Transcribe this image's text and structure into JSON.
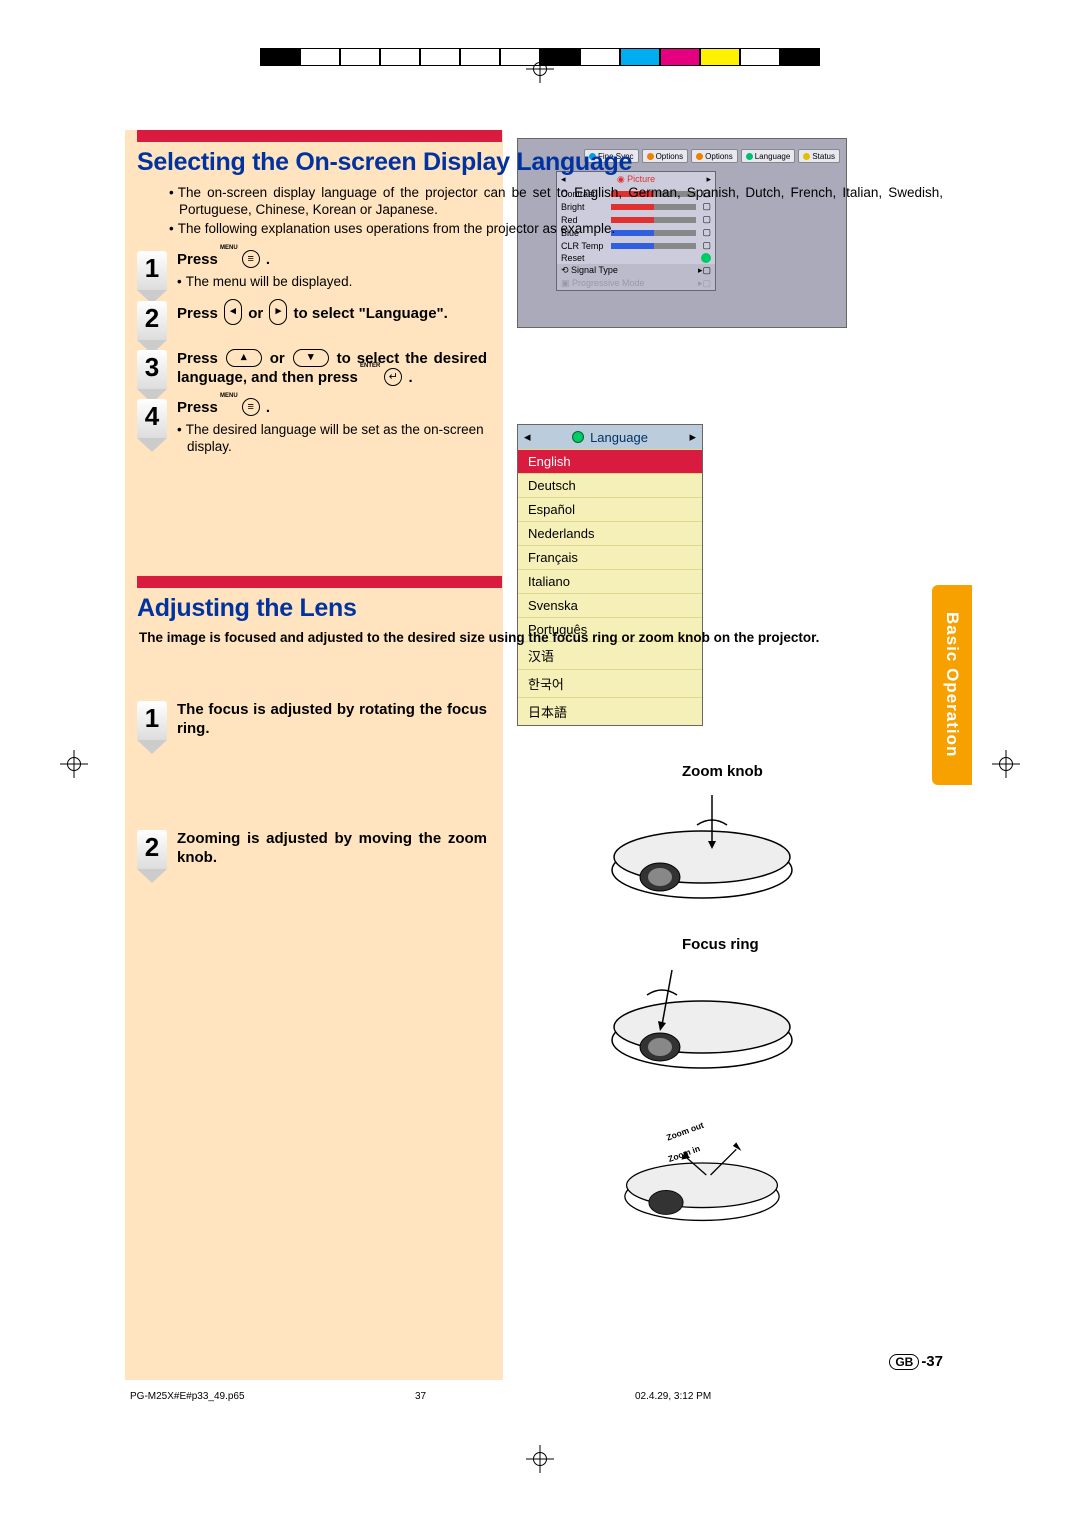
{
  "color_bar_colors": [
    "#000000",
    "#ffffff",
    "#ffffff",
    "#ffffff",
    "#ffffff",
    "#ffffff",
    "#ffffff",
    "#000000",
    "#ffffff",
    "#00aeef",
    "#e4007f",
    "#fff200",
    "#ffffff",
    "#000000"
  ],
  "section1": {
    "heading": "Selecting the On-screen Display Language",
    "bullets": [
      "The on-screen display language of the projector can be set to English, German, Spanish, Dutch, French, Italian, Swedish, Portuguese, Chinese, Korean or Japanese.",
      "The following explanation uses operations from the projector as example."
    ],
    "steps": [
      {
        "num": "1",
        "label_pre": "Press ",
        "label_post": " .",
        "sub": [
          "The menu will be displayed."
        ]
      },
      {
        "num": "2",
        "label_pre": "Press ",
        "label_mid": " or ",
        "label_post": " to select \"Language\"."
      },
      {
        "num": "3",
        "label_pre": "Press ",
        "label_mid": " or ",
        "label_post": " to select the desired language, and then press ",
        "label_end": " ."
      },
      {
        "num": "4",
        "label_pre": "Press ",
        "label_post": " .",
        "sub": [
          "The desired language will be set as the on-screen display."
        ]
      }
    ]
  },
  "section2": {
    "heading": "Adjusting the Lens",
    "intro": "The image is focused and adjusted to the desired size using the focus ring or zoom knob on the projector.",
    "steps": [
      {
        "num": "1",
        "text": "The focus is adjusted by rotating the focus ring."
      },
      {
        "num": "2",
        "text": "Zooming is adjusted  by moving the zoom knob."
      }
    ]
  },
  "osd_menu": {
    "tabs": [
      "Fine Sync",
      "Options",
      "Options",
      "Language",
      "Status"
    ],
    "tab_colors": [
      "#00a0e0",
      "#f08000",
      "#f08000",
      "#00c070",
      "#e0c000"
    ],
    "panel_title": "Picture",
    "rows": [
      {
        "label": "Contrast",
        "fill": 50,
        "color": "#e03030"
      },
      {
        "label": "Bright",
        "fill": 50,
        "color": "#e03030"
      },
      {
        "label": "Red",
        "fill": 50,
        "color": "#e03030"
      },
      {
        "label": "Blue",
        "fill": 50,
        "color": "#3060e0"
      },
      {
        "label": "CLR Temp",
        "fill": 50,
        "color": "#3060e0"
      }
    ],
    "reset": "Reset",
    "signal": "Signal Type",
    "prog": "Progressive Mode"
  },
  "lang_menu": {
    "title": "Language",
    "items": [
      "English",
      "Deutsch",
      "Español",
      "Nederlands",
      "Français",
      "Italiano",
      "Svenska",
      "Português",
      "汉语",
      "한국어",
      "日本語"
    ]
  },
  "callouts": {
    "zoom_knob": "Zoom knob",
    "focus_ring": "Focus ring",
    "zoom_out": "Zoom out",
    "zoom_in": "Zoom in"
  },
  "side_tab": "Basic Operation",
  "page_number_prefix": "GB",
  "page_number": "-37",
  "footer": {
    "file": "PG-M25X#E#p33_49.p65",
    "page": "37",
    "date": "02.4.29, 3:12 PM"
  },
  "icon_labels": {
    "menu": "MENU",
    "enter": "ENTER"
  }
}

WORK REQUIRED -
The listing above needs to be output again exactly. Don't include the pictures.

WORKED SOLUTION -
Transcribe this image's text and structure into JSON.
{
  "color_bar_colors": [
    "#000000",
    "#ffffff",
    "#ffffff",
    "#ffffff",
    "#ffffff",
    "#ffffff",
    "#ffffff",
    "#000000",
    "#ffffff",
    "#00aeef",
    "#e4007f",
    "#fff200",
    "#ffffff",
    "#000000"
  ],
  "section1": {
    "heading": "Selecting the On-screen Display Language",
    "bullets": [
      "The on-screen display language of the projector can be set to English, German, Spanish, Dutch, French, Italian, Swedish, Portuguese, Chinese, Korean or Japanese.",
      "The following explanation uses operations from the projector as example."
    ],
    "steps": [
      {
        "num": "1",
        "label_pre": "Press ",
        "label_post": " .",
        "sub": [
          "The menu will be displayed."
        ]
      },
      {
        "num": "2",
        "label_pre": "Press ",
        "label_mid": " or ",
        "label_post": " to select \"Language\"."
      },
      {
        "num": "3",
        "label_pre": "Press ",
        "label_mid": " or ",
        "label_post": " to select the desired language, and then press ",
        "label_end": " ."
      },
      {
        "num": "4",
        "label_pre": "Press ",
        "label_post": " .",
        "sub": [
          "The desired language will be set as the on-screen display."
        ]
      }
    ]
  },
  "section2": {
    "heading": "Adjusting the Lens",
    "intro": "The image is focused and adjusted to the desired size using the focus ring or zoom knob on the projector.",
    "steps": [
      {
        "num": "1",
        "text": "The focus is adjusted by rotating the focus ring."
      },
      {
        "num": "2",
        "text": "Zooming is adjusted  by moving the zoom knob."
      }
    ]
  },
  "osd_menu": {
    "tabs": [
      "Fine Sync",
      "Options",
      "Options",
      "Language",
      "Status"
    ],
    "tab_colors": [
      "#00a0e0",
      "#f08000",
      "#f08000",
      "#00c070",
      "#e0c000"
    ],
    "panel_title": "Picture",
    "rows": [
      {
        "label": "Contrast",
        "fill": 50,
        "color": "#e03030"
      },
      {
        "label": "Bright",
        "fill": 50,
        "color": "#e03030"
      },
      {
        "label": "Red",
        "fill": 50,
        "color": "#e03030"
      },
      {
        "label": "Blue",
        "fill": 50,
        "color": "#3060e0"
      },
      {
        "label": "CLR Temp",
        "fill": 50,
        "color": "#3060e0"
      }
    ],
    "reset": "Reset",
    "signal": "Signal Type",
    "prog": "Progressive Mode"
  },
  "lang_menu": {
    "title": "Language",
    "items": [
      "English",
      "Deutsch",
      "Español",
      "Nederlands",
      "Français",
      "Italiano",
      "Svenska",
      "Português",
      "汉语",
      "한국어",
      "日本語"
    ]
  },
  "callouts": {
    "zoom_knob": "Zoom knob",
    "focus_ring": "Focus ring",
    "zoom_out": "Zoom out",
    "zoom_in": "Zoom in"
  },
  "side_tab": "Basic Operation",
  "page_number_prefix": "GB",
  "page_number": "-37",
  "footer": {
    "file": "PG-M25X#E#p33_49.p65",
    "page": "37",
    "date": "02.4.29, 3:12 PM"
  },
  "icon_labels": {
    "menu": "MENU",
    "enter": "ENTER"
  }
}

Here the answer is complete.